*DATASET*:
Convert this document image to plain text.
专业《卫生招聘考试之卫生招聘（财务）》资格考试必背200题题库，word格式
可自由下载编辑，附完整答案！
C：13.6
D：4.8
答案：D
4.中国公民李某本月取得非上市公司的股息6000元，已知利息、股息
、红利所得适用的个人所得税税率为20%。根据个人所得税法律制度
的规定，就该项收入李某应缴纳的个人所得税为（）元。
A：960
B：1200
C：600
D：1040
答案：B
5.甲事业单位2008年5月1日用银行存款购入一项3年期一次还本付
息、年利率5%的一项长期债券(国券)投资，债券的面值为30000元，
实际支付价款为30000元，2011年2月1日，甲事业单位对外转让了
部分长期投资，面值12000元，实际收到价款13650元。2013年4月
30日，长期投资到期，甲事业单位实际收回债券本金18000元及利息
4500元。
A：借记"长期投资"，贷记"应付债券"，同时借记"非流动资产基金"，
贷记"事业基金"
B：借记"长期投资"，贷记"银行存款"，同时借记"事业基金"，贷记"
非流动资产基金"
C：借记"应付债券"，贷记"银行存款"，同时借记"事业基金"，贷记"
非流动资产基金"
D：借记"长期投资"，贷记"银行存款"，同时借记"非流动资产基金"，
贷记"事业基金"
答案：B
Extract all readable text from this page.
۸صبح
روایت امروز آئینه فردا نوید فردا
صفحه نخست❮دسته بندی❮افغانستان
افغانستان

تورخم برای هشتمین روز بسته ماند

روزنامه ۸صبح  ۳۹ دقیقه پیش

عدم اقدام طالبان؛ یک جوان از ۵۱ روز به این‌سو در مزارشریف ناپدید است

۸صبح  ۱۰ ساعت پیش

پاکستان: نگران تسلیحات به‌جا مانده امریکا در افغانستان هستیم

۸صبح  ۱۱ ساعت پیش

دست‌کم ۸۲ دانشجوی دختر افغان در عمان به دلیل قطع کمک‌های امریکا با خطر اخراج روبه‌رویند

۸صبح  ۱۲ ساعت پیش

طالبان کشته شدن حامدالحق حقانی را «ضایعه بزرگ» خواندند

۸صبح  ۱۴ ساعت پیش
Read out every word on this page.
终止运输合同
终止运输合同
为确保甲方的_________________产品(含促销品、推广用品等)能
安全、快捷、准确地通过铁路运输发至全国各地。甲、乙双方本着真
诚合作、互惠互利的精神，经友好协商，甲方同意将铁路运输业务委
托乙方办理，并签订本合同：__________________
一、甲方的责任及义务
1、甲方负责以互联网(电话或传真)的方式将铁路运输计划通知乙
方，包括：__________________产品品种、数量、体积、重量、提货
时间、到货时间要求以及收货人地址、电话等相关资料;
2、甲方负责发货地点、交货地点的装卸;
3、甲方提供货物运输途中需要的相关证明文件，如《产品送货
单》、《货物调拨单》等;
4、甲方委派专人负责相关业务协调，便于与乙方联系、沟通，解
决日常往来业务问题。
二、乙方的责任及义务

*WORK TO DO*:
In the records above, find the line containing "Read out every word on this page."; please retype it and every line after it through the last line, exactly and with nothing else.

*RESPONSE BELOW*:
Read out every word on this page.
终止运输合同
终止运输合同
为确保甲方的_________________产品(含促销品、推广用品等)能
安全、快捷、准确地通过铁路运输发至全国各地。甲、乙双方本着真
诚合作、互惠互利的精神，经友好协商，甲方同意将铁路运输业务委
托乙方办理，并签订本合同：__________________
一、甲方的责任及义务
1、甲方负责以互联网(电话或传真)的方式将铁路运输计划通知乙
方，包括：__________________产品品种、数量、体积、重量、提货
时间、到货时间要求以及收货人地址、电话等相关资料;
2、甲方负责发货地点、交货地点的装卸;
3、甲方提供货物运输途中需要的相关证明文件，如《产品送货
单》、《货物调拨单》等;
4、甲方委派专人负责相关业务协调，便于与乙方联系、沟通，解
决日常往来业务问题。
二、乙方的责任及义务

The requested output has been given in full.